-- start of Information provided --
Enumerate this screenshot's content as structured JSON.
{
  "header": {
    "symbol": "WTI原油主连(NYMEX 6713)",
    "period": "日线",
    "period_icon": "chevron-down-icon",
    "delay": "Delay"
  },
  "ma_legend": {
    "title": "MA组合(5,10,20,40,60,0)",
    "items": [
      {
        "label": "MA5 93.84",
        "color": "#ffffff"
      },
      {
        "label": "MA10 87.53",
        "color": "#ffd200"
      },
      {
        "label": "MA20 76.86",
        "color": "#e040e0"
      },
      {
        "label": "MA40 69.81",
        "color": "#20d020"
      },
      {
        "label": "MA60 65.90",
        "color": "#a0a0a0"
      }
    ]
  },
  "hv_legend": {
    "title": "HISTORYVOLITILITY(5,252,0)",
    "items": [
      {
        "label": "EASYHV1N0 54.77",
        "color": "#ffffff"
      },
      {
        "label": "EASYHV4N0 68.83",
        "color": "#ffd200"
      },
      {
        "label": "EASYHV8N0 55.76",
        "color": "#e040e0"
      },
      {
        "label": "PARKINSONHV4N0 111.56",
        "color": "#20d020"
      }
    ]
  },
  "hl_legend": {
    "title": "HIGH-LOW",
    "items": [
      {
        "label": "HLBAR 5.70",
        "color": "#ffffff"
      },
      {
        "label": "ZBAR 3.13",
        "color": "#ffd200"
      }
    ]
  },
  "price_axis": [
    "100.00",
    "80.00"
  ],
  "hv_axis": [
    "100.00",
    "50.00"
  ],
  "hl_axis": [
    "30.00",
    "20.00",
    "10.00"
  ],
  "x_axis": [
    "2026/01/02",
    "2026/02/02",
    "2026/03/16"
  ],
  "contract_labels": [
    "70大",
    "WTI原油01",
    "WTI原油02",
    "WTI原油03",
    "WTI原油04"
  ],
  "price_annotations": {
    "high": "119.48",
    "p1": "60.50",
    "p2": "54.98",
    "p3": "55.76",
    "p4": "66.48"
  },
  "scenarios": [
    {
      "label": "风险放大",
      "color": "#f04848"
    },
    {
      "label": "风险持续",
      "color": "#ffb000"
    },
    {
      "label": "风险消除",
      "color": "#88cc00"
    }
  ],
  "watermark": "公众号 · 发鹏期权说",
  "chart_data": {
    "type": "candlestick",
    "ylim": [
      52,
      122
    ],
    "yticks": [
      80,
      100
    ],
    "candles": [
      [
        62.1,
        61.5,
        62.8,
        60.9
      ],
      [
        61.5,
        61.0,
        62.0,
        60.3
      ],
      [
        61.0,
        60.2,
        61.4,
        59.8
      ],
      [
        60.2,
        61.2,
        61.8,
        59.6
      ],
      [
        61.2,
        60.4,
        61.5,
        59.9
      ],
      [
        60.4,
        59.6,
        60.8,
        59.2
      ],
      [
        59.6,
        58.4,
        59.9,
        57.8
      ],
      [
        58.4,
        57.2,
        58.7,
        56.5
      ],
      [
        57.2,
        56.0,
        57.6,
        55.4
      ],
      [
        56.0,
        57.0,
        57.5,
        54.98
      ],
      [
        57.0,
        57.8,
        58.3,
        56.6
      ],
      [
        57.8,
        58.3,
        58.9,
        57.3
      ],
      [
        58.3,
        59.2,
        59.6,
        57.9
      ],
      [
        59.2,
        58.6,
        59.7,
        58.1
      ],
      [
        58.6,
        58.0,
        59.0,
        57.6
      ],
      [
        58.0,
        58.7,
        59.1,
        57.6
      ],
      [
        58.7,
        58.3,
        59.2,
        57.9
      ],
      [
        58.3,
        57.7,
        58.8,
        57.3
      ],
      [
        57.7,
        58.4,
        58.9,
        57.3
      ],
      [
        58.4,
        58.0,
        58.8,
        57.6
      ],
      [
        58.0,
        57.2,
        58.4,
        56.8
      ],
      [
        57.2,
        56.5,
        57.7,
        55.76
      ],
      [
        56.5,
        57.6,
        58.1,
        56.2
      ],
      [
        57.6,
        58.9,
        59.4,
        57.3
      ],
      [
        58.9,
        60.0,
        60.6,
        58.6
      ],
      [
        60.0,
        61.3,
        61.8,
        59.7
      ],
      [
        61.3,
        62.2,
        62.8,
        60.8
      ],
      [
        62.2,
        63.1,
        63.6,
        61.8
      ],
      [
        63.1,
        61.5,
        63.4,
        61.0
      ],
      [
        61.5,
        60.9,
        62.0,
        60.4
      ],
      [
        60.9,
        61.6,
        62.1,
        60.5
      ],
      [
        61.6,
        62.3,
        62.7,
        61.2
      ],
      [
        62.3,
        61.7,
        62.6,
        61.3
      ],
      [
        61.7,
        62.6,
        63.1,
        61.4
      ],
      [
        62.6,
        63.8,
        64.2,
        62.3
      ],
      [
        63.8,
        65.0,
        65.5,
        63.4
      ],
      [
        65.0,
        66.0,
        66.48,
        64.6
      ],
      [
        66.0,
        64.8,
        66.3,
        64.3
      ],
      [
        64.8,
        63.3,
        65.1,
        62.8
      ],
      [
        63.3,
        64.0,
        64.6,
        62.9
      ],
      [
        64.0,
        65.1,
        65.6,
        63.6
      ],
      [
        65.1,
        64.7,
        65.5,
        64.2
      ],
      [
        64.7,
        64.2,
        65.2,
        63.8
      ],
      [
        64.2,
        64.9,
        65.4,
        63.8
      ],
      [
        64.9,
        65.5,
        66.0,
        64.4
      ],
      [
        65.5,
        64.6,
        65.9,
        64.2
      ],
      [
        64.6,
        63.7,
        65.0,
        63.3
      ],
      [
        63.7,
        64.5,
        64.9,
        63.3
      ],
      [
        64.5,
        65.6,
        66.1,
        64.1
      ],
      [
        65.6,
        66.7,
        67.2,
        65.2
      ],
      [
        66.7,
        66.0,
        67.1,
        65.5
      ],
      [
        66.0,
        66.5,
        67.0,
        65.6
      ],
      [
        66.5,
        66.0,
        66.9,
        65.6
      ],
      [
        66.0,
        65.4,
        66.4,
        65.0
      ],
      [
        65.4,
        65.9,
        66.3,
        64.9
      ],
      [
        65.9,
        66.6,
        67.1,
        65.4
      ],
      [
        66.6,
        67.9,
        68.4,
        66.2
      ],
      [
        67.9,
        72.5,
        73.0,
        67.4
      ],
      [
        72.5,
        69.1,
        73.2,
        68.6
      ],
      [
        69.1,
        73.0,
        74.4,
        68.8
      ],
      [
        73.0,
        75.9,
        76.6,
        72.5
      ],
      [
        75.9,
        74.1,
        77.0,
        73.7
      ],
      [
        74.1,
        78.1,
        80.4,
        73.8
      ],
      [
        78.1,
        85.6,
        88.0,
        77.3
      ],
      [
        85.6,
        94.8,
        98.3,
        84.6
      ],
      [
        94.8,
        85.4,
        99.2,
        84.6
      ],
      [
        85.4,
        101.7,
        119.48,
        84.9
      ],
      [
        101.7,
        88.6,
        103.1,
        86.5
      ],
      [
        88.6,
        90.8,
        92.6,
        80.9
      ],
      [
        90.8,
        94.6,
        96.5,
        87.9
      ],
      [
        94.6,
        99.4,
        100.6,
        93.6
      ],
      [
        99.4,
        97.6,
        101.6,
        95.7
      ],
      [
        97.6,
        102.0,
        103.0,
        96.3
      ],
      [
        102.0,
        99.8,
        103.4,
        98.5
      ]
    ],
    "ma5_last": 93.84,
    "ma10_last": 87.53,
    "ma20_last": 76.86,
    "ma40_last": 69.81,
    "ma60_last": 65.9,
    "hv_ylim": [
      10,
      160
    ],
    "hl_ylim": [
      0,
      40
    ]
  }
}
-- end of Information provided --
# To be done
Repeat the data precisely, reproducing every entry.

# Complete output
Enumerate this screenshot's content as structured JSON.
{
  "header": {
    "symbol": "WTI原油主连(NYMEX 6713)",
    "period": "日线",
    "period_icon": "chevron-down-icon",
    "delay": "Delay"
  },
  "ma_legend": {
    "title": "MA组合(5,10,20,40,60,0)",
    "items": [
      {
        "label": "MA5 93.84",
        "color": "#ffffff"
      },
      {
        "label": "MA10 87.53",
        "color": "#ffd200"
      },
      {
        "label": "MA20 76.86",
        "color": "#e040e0"
      },
      {
        "label": "MA40 69.81",
        "color": "#20d020"
      },
      {
        "label": "MA60 65.90",
        "color": "#a0a0a0"
      }
    ]
  },
  "hv_legend": {
    "title": "HISTORYVOLITILITY(5,252,0)",
    "items": [
      {
        "label": "EASYHV1N0 54.77",
        "color": "#ffffff"
      },
      {
        "label": "EASYHV4N0 68.83",
        "color": "#ffd200"
      },
      {
        "label": "EASYHV8N0 55.76",
        "color": "#e040e0"
      },
      {
        "label": "PARKINSONHV4N0 111.56",
        "color": "#20d020"
      }
    ]
  },
  "hl_legend": {
    "title": "HIGH-LOW",
    "items": [
      {
        "label": "HLBAR 5.70",
        "color": "#ffffff"
      },
      {
        "label": "ZBAR 3.13",
        "color": "#ffd200"
      }
    ]
  },
  "price_axis": [
    "100.00",
    "80.00"
  ],
  "hv_axis": [
    "100.00",
    "50.00"
  ],
  "hl_axis": [
    "30.00",
    "20.00",
    "10.00"
  ],
  "x_axis": [
    "2026/01/02",
    "2026/02/02",
    "2026/03/16"
  ],
  "contract_labels": [
    "70大",
    "WTI原油01",
    "WTI原油02",
    "WTI原油03",
    "WTI原油04"
  ],
  "price_annotations": {
    "high": "119.48",
    "p1": "60.50",
    "p2": "54.98",
    "p3": "55.76",
    "p4": "66.48"
  },
  "scenarios": [
    {
      "label": "风险放大",
      "color": "#f04848"
    },
    {
      "label": "风险持续",
      "color": "#ffb000"
    },
    {
      "label": "风险消除",
      "color": "#88cc00"
    }
  ],
  "watermark": "公众号 · 发鹏期权说",
  "chart_data": {
    "type": "candlestick",
    "ylim": [
      52,
      122
    ],
    "yticks": [
      80,
      100
    ],
    "candles": [
      [
        62.1,
        61.5,
        62.8,
        60.9
      ],
      [
        61.5,
        61.0,
        62.0,
        60.3
      ],
      [
        61.0,
        60.2,
        61.4,
        59.8
      ],
      [
        60.2,
        61.2,
        61.8,
        59.6
      ],
      [
        61.2,
        60.4,
        61.5,
        59.9
      ],
      [
        60.4,
        59.6,
        60.8,
        59.2
      ],
      [
        59.6,
        58.4,
        59.9,
        57.8
      ],
      [
        58.4,
        57.2,
        58.7,
        56.5
      ],
      [
        57.2,
        56.0,
        57.6,
        55.4
      ],
      [
        56.0,
        57.0,
        57.5,
        54.98
      ],
      [
        57.0,
        57.8,
        58.3,
        56.6
      ],
      [
        57.8,
        58.3,
        58.9,
        57.3
      ],
      [
        58.3,
        59.2,
        59.6,
        57.9
      ],
      [
        59.2,
        58.6,
        59.7,
        58.1
      ],
      [
        58.6,
        58.0,
        59.0,
        57.6
      ],
      [
        58.0,
        58.7,
        59.1,
        57.6
      ],
      [
        58.7,
        58.3,
        59.2,
        57.9
      ],
      [
        58.3,
        57.7,
        58.8,
        57.3
      ],
      [
        57.7,
        58.4,
        58.9,
        57.3
      ],
      [
        58.4,
        58.0,
        58.8,
        57.6
      ],
      [
        58.0,
        57.2,
        58.4,
        56.8
      ],
      [
        57.2,
        56.5,
        57.7,
        55.76
      ],
      [
        56.5,
        57.6,
        58.1,
        56.2
      ],
      [
        57.6,
        58.9,
        59.4,
        57.3
      ],
      [
        58.9,
        60.0,
        60.6,
        58.6
      ],
      [
        60.0,
        61.3,
        61.8,
        59.7
      ],
      [
        61.3,
        62.2,
        62.8,
        60.8
      ],
      [
        62.2,
        63.1,
        63.6,
        61.8
      ],
      [
        63.1,
        61.5,
        63.4,
        61.0
      ],
      [
        61.5,
        60.9,
        62.0,
        60.4
      ],
      [
        60.9,
        61.6,
        62.1,
        60.5
      ],
      [
        61.6,
        62.3,
        62.7,
        61.2
      ],
      [
        62.3,
        61.7,
        62.6,
        61.3
      ],
      [
        61.7,
        62.6,
        63.1,
        61.4
      ],
      [
        62.6,
        63.8,
        64.2,
        62.3
      ],
      [
        63.8,
        65.0,
        65.5,
        63.4
      ],
      [
        65.0,
        66.0,
        66.48,
        64.6
      ],
      [
        66.0,
        64.8,
        66.3,
        64.3
      ],
      [
        64.8,
        63.3,
        65.1,
        62.8
      ],
      [
        63.3,
        64.0,
        64.6,
        62.9
      ],
      [
        64.0,
        65.1,
        65.6,
        63.6
      ],
      [
        65.1,
        64.7,
        65.5,
        64.2
      ],
      [
        64.7,
        64.2,
        65.2,
        63.8
      ],
      [
        64.2,
        64.9,
        65.4,
        63.8
      ],
      [
        64.9,
        65.5,
        66.0,
        64.4
      ],
      [
        65.5,
        64.6,
        65.9,
        64.2
      ],
      [
        64.6,
        63.7,
        65.0,
        63.3
      ],
      [
        63.7,
        64.5,
        64.9,
        63.3
      ],
      [
        64.5,
        65.6,
        66.1,
        64.1
      ],
      [
        65.6,
        66.7,
        67.2,
        65.2
      ],
      [
        66.7,
        66.0,
        67.1,
        65.5
      ],
      [
        66.0,
        66.5,
        67.0,
        65.6
      ],
      [
        66.5,
        66.0,
        66.9,
        65.6
      ],
      [
        66.0,
        65.4,
        66.4,
        65.0
      ],
      [
        65.4,
        65.9,
        66.3,
        64.9
      ],
      [
        65.9,
        66.6,
        67.1,
        65.4
      ],
      [
        66.6,
        67.9,
        68.4,
        66.2
      ],
      [
        67.9,
        72.5,
        73.0,
        67.4
      ],
      [
        72.5,
        69.1,
        73.2,
        68.6
      ],
      [
        69.1,
        73.0,
        74.4,
        68.8
      ],
      [
        73.0,
        75.9,
        76.6,
        72.5
      ],
      [
        75.9,
        74.1,
        77.0,
        73.7
      ],
      [
        74.1,
        78.1,
        80.4,
        73.8
      ],
      [
        78.1,
        85.6,
        88.0,
        77.3
      ],
      [
        85.6,
        94.8,
        98.3,
        84.6
      ],
      [
        94.8,
        85.4,
        99.2,
        84.6
      ],
      [
        85.4,
        101.7,
        119.48,
        84.9
      ],
      [
        101.7,
        88.6,
        103.1,
        86.5
      ],
      [
        88.6,
        90.8,
        92.6,
        80.9
      ],
      [
        90.8,
        94.6,
        96.5,
        87.9
      ],
      [
        94.6,
        99.4,
        100.6,
        93.6
      ],
      [
        99.4,
        97.6,
        101.6,
        95.7
      ],
      [
        97.6,
        102.0,
        103.0,
        96.3
      ],
      [
        102.0,
        99.8,
        103.4,
        98.5
      ]
    ],
    "ma5_last": 93.84,
    "ma10_last": 87.53,
    "ma20_last": 76.86,
    "ma40_last": 69.81,
    "ma60_last": 65.9,
    "hv_ylim": [
      10,
      160
    ],
    "hl_ylim": [
      0,
      40
    ]
  }
}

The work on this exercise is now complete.